§ Aim of the task:
Report the number of lines containing "Aşağıdaki", with no other words.

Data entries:
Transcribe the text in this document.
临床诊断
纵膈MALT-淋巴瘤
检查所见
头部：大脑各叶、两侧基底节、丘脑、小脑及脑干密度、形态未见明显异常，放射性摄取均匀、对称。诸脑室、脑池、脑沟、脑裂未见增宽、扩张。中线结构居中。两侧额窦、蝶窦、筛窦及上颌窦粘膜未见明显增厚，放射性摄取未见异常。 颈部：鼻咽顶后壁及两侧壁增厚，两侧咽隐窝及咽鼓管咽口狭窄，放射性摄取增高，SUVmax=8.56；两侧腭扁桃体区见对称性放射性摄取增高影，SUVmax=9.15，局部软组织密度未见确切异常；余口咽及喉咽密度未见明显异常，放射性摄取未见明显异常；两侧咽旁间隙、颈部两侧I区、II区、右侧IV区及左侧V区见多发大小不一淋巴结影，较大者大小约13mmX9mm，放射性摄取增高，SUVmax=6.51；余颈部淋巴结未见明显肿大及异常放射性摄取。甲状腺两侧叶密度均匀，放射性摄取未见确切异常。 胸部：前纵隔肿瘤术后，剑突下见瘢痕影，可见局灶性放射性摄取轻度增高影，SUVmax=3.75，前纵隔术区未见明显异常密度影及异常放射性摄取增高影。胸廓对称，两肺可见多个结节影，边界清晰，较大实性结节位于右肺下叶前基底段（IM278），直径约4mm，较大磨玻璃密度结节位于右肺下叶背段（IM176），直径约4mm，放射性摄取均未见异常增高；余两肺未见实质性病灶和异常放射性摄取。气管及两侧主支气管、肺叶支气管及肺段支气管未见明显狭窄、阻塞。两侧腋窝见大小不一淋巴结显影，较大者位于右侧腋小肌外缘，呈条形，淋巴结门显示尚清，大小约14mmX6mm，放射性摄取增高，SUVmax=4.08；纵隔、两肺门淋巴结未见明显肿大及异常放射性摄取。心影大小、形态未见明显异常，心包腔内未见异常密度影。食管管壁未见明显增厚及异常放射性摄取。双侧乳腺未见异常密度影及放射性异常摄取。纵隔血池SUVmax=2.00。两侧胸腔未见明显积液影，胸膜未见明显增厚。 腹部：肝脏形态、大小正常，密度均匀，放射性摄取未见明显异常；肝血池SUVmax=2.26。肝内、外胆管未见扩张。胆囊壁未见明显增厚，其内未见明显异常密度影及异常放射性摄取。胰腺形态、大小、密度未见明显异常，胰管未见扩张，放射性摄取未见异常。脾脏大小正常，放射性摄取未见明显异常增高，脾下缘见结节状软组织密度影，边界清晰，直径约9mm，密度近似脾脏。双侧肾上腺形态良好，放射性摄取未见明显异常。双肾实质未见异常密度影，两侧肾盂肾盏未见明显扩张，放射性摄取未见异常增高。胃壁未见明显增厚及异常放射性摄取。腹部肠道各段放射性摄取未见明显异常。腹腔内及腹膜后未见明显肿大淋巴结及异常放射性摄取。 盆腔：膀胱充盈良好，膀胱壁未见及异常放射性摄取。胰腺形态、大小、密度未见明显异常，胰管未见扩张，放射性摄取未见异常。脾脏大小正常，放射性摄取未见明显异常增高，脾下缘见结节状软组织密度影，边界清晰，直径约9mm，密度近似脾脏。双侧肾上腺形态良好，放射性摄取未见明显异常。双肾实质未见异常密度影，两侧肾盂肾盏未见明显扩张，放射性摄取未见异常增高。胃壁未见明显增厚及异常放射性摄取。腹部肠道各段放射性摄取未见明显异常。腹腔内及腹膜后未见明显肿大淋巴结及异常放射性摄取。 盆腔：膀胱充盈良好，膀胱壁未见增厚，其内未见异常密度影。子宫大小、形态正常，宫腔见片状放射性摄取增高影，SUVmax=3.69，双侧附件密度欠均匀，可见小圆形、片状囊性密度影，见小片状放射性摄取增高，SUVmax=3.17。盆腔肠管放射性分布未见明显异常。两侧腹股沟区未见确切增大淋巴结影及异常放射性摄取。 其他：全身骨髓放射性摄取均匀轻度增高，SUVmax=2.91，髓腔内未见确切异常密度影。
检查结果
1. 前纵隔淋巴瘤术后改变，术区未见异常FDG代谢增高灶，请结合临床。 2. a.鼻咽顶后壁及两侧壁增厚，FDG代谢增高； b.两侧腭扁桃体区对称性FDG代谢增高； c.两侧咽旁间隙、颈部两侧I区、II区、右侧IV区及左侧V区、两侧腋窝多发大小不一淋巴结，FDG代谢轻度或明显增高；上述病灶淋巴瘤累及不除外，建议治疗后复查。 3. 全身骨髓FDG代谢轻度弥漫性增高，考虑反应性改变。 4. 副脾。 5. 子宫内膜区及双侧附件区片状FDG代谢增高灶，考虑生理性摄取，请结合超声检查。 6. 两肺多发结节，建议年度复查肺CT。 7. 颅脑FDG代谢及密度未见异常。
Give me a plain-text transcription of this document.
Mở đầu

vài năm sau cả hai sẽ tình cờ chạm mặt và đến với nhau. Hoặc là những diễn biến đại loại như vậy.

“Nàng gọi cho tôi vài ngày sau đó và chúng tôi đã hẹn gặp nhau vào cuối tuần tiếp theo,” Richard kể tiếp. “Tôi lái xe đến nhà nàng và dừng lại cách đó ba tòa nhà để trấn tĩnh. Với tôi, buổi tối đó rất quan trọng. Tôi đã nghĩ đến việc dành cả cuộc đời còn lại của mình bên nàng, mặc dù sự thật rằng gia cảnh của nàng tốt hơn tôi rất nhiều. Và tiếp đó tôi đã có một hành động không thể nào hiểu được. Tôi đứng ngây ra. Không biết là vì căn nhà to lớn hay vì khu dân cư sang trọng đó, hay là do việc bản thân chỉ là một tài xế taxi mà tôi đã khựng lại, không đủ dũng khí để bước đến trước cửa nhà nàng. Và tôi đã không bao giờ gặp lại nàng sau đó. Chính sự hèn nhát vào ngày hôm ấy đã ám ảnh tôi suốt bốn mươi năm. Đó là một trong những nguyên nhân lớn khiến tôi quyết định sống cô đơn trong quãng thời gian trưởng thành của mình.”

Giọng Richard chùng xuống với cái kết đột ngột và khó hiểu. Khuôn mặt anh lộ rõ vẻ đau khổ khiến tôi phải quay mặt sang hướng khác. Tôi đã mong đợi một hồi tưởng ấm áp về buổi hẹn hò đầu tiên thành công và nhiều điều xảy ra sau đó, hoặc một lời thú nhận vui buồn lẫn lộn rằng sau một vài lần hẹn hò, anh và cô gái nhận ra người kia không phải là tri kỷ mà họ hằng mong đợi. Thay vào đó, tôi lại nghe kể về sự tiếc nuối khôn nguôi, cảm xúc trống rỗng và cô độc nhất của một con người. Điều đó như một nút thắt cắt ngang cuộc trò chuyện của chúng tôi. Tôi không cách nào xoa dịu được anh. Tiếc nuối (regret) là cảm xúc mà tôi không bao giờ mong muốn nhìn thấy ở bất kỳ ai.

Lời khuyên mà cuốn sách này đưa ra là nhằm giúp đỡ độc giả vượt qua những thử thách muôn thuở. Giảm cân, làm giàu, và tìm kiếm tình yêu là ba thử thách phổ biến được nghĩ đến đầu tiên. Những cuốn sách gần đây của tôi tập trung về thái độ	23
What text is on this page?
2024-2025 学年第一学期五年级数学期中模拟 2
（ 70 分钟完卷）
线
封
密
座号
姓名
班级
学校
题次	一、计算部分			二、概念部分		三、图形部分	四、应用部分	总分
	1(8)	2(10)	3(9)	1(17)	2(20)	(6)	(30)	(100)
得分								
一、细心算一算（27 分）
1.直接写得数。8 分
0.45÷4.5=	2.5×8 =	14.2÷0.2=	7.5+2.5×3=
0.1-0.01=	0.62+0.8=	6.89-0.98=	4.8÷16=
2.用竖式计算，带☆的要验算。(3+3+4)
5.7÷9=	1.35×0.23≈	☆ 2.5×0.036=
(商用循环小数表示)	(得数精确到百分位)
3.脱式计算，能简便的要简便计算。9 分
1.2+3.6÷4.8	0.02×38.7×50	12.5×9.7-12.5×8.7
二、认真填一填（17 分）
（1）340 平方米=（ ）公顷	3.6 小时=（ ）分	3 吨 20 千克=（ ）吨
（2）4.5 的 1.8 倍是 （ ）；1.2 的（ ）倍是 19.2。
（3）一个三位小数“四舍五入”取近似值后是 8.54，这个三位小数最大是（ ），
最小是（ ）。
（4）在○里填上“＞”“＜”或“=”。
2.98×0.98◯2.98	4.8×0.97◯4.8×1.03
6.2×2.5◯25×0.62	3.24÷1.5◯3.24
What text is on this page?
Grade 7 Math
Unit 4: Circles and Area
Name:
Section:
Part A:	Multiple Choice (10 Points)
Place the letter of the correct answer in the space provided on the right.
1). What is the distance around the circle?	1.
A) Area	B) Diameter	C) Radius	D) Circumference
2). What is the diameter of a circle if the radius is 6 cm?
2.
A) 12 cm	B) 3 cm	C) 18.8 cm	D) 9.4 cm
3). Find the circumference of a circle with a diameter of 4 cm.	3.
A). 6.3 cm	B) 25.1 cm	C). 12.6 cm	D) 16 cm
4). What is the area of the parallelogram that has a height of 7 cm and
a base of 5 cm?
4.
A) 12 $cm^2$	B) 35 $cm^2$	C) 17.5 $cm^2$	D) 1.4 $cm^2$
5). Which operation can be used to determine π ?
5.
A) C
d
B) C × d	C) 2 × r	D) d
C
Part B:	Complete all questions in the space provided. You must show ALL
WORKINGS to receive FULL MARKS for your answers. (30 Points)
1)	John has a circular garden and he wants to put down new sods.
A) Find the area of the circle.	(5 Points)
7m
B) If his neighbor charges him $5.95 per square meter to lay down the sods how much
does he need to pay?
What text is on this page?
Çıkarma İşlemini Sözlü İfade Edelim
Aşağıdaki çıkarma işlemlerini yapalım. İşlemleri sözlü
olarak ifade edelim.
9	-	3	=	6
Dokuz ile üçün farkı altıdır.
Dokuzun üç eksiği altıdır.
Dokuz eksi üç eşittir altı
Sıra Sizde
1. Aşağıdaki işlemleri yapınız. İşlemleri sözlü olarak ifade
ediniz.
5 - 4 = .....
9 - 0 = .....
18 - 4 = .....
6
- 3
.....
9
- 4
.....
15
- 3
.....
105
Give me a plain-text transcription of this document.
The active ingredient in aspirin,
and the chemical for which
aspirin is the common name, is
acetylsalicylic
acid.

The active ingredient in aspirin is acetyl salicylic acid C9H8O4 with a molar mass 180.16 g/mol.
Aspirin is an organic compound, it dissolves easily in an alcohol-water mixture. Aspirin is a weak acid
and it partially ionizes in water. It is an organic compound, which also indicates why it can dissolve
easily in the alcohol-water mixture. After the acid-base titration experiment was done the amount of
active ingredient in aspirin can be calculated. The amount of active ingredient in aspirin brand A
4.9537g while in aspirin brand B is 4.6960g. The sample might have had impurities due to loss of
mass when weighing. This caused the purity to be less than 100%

§ Written solution:
2